Stated problem
Each entry that follows must be output without any deviation.

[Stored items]

********

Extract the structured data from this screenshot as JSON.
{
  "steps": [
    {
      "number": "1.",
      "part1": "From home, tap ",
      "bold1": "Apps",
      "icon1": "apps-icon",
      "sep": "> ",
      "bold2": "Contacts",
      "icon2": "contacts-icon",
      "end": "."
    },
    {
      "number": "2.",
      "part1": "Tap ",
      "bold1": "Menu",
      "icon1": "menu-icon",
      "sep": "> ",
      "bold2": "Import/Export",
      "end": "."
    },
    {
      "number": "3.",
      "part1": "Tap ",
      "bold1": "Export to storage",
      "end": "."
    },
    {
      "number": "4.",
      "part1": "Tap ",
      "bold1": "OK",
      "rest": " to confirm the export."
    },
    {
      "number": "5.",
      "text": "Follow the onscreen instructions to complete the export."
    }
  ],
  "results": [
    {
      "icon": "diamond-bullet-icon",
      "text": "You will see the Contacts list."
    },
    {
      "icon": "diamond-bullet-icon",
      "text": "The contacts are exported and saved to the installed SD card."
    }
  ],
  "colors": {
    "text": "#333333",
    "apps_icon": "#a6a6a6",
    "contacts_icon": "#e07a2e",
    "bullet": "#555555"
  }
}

********

Task response
Extract the structured data from this screenshot as JSON.
{
  "steps": [
    {
      "number": "1.",
      "part1": "From home, tap ",
      "bold1": "Apps",
      "icon1": "apps-icon",
      "sep": "> ",
      "bold2": "Contacts",
      "icon2": "contacts-icon",
      "end": "."
    },
    {
      "number": "2.",
      "part1": "Tap ",
      "bold1": "Menu",
      "icon1": "menu-icon",
      "sep": "> ",
      "bold2": "Import/Export",
      "end": "."
    },
    {
      "number": "3.",
      "part1": "Tap ",
      "bold1": "Export to storage",
      "end": "."
    },
    {
      "number": "4.",
      "part1": "Tap ",
      "bold1": "OK",
      "rest": " to confirm the export."
    },
    {
      "number": "5.",
      "text": "Follow the onscreen instructions to complete the export."
    }
  ],
  "results": [
    {
      "icon": "diamond-bullet-icon",
      "text": "You will see the Contacts list."
    },
    {
      "icon": "diamond-bullet-icon",
      "text": "The contacts are exported and saved to the installed SD card."
    }
  ],
  "colors": {
    "text": "#333333",
    "apps_icon": "#a6a6a6",
    "contacts_icon": "#e07a2e",
    "bullet": "#555555"
  }
}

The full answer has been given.